# START OF Records for this task

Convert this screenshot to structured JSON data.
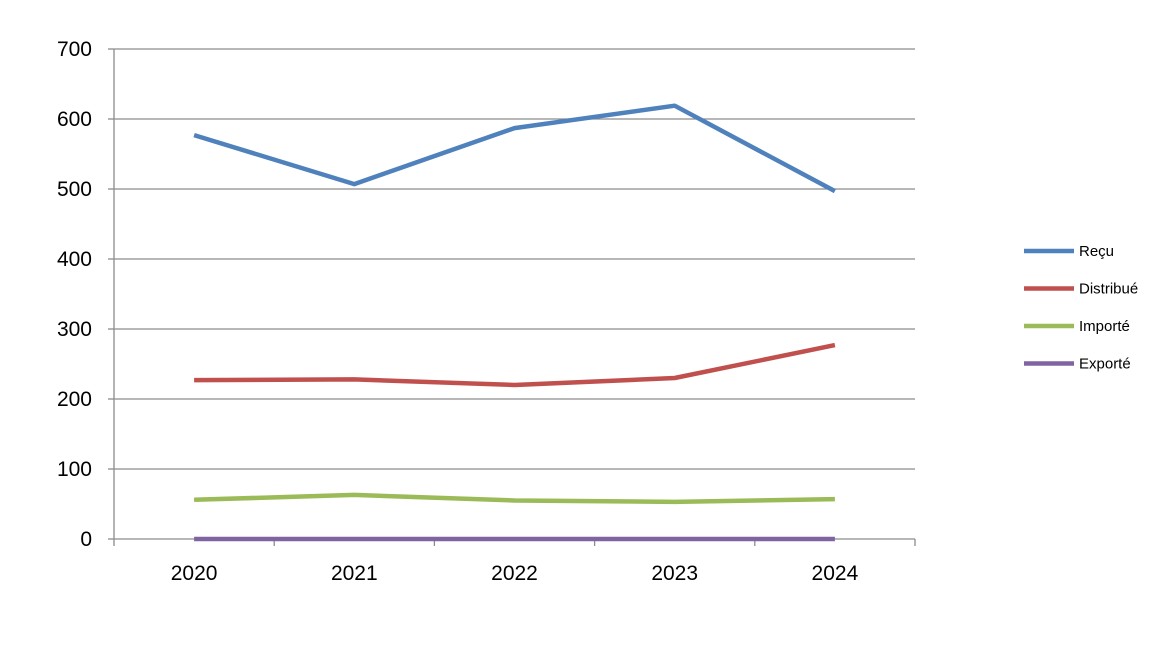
{
  "chart_data": {
    "type": "line",
    "categories": [
      "2020",
      "2021",
      "2022",
      "2023",
      "2024"
    ],
    "ylim": [
      0,
      700
    ],
    "yticks": [
      0,
      100,
      200,
      300,
      400,
      500,
      600,
      700
    ],
    "grid": true,
    "legend": "right",
    "series": [
      {
        "name": "Reçu",
        "color": "#4F81BD",
        "values": [
          577,
          507,
          587,
          619,
          497
        ]
      },
      {
        "name": "Distribué",
        "color": "#C0504D",
        "values": [
          227,
          228,
          220,
          230,
          277
        ]
      },
      {
        "name": "Importé",
        "color": "#9BBB59",
        "values": [
          56,
          63,
          55,
          53,
          57
        ]
      },
      {
        "name": "Exporté",
        "color": "#8064A2",
        "values": [
          0,
          0,
          0,
          0,
          0
        ]
      }
    ]
  }
}
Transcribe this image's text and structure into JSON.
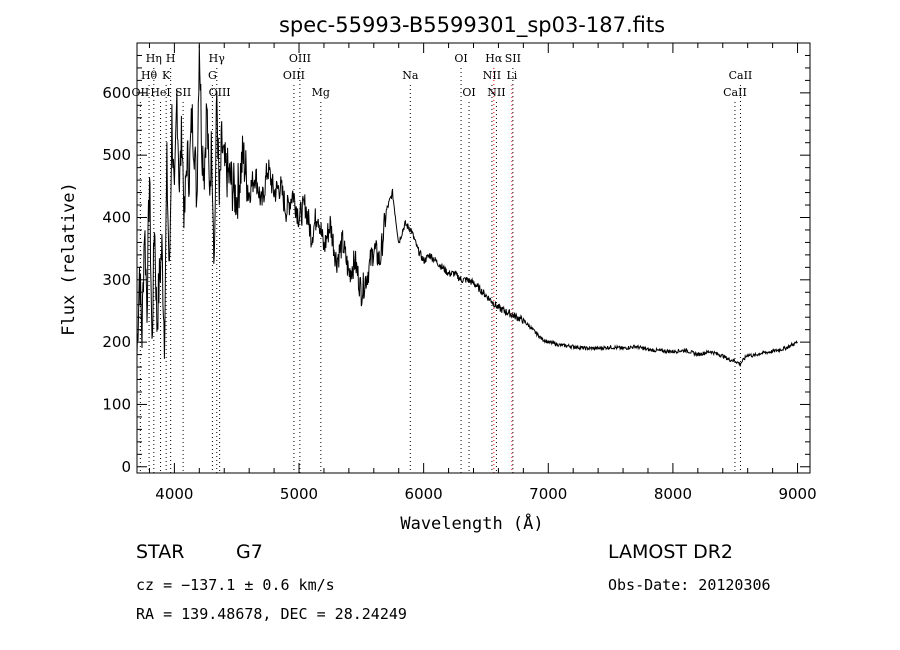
{
  "chart_data": {
    "type": "line",
    "title": "spec-55993-B5599301_sp03-187.fits",
    "xlabel": "Wavelength (Å)",
    "ylabel": "Flux (relative)",
    "xlim": [
      3700,
      9100
    ],
    "ylim": [
      -10,
      680
    ],
    "xticks": [
      4000,
      5000,
      6000,
      7000,
      8000,
      9000
    ],
    "yticks": [
      0,
      100,
      200,
      300,
      400,
      500,
      600
    ],
    "series": [
      {
        "name": "flux",
        "x": [
          3700,
          3720,
          3740,
          3760,
          3780,
          3800,
          3820,
          3840,
          3860,
          3880,
          3900,
          3920,
          3940,
          3960,
          3980,
          4000,
          4020,
          4040,
          4060,
          4080,
          4100,
          4120,
          4140,
          4160,
          4180,
          4200,
          4220,
          4240,
          4260,
          4280,
          4300,
          4320,
          4340,
          4360,
          4380,
          4400,
          4450,
          4500,
          4550,
          4600,
          4650,
          4700,
          4750,
          4800,
          4850,
          4900,
          4950,
          5000,
          5050,
          5100,
          5150,
          5200,
          5250,
          5300,
          5350,
          5400,
          5450,
          5500,
          5550,
          5600,
          5650,
          5700,
          5750,
          5800,
          5850,
          5900,
          5950,
          6000,
          6050,
          6100,
          6150,
          6200,
          6250,
          6300,
          6350,
          6400,
          6450,
          6500,
          6550,
          6600,
          6650,
          6700,
          6750,
          6800,
          6850,
          6900,
          6950,
          7000,
          7100,
          7200,
          7300,
          7400,
          7500,
          7600,
          7700,
          7800,
          7900,
          8000,
          8100,
          8200,
          8300,
          8400,
          8450,
          8500,
          8540,
          8560,
          8600,
          8650,
          8700,
          8800,
          8900,
          9000
        ],
        "values": [
          180,
          320,
          210,
          390,
          260,
          470,
          190,
          400,
          230,
          300,
          350,
          210,
          480,
          300,
          560,
          410,
          600,
          450,
          540,
          390,
          500,
          470,
          560,
          520,
          430,
          690,
          520,
          480,
          580,
          440,
          520,
          330,
          600,
          420,
          520,
          480,
          460,
          430,
          500,
          440,
          470,
          420,
          480,
          440,
          450,
          410,
          440,
          400,
          420,
          370,
          410,
          350,
          390,
          330,
          360,
          310,
          330,
          280,
          310,
          350,
          330,
          410,
          440,
          360,
          390,
          380,
          350,
          330,
          340,
          330,
          320,
          310,
          310,
          300,
          300,
          295,
          285,
          275,
          265,
          255,
          250,
          245,
          240,
          235,
          225,
          215,
          205,
          200,
          195,
          193,
          190,
          190,
          192,
          190,
          193,
          188,
          186,
          185,
          187,
          180,
          185,
          178,
          172,
          170,
          165,
          170,
          180,
          178,
          182,
          185,
          190,
          200
        ]
      }
    ],
    "emission_lines": [
      {
        "label": "Hη",
        "x": 3835,
        "row": 1,
        "color": "#000000"
      },
      {
        "label": "H",
        "x": 3970,
        "row": 1,
        "color": "#000000"
      },
      {
        "label": "Hθ",
        "x": 3797,
        "row": 2,
        "color": "#000000"
      },
      {
        "label": "K",
        "x": 3934,
        "row": 2,
        "color": "#000000"
      },
      {
        "label": "OII",
        "x": 3727,
        "row": 3,
        "color": "#000000"
      },
      {
        "label": "HeI",
        "x": 3889,
        "row": 3,
        "color": "#000000"
      },
      {
        "label": "SII",
        "x": 4070,
        "row": 3,
        "color": "#000000"
      },
      {
        "label": "Hγ",
        "x": 4340,
        "row": 1,
        "color": "#000000"
      },
      {
        "label": "G",
        "x": 4305,
        "row": 2,
        "color": "#000000"
      },
      {
        "label": "OIII",
        "x": 4363,
        "row": 3,
        "color": "#000000"
      },
      {
        "label": "OIII",
        "x": 5007,
        "row": 1,
        "color": "#000000"
      },
      {
        "label": "OIII",
        "x": 4959,
        "row": 2,
        "color": "#000000"
      },
      {
        "label": "Mg",
        "x": 5175,
        "row": 3,
        "color": "#000000"
      },
      {
        "label": "Na",
        "x": 5893,
        "row": 2,
        "color": "#000000"
      },
      {
        "label": "OI",
        "x": 6300,
        "row": 1,
        "color": "#000000"
      },
      {
        "label": "OI",
        "x": 6364,
        "row": 3,
        "color": "#000000"
      },
      {
        "label": "Hα",
        "x": 6563,
        "row": 1,
        "color": "#ff0000"
      },
      {
        "label": "SII",
        "x": 6716,
        "row": 1,
        "color": "#000000"
      },
      {
        "label": "NII",
        "x": 6548,
        "row": 2,
        "color": "#000000"
      },
      {
        "label": "Li",
        "x": 6708,
        "row": 2,
        "color": "#ff0000"
      },
      {
        "label": "NII",
        "x": 6584,
        "row": 3,
        "color": "#000000"
      },
      {
        "label": "CaII",
        "x": 8542,
        "row": 2,
        "color": "#000000"
      },
      {
        "label": "CaII",
        "x": 8498,
        "row": 3,
        "color": "#000000"
      }
    ]
  },
  "info": {
    "class": "STAR",
    "subclass": "G7",
    "survey": "LAMOST DR2",
    "redshift": "cz = −137.1 ± 0.6 km/s",
    "obs_date": "Obs-Date: 20120306",
    "coords": "RA = 139.48678, DEC =  28.24249"
  }
}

# END OF Records for this task

Goal of the exercise
Scan the data above and copy every line with "JSON" in it.

Solution for this problem
Convert this screenshot to structured JSON data.
Transcribe this image's text and structure into JSON.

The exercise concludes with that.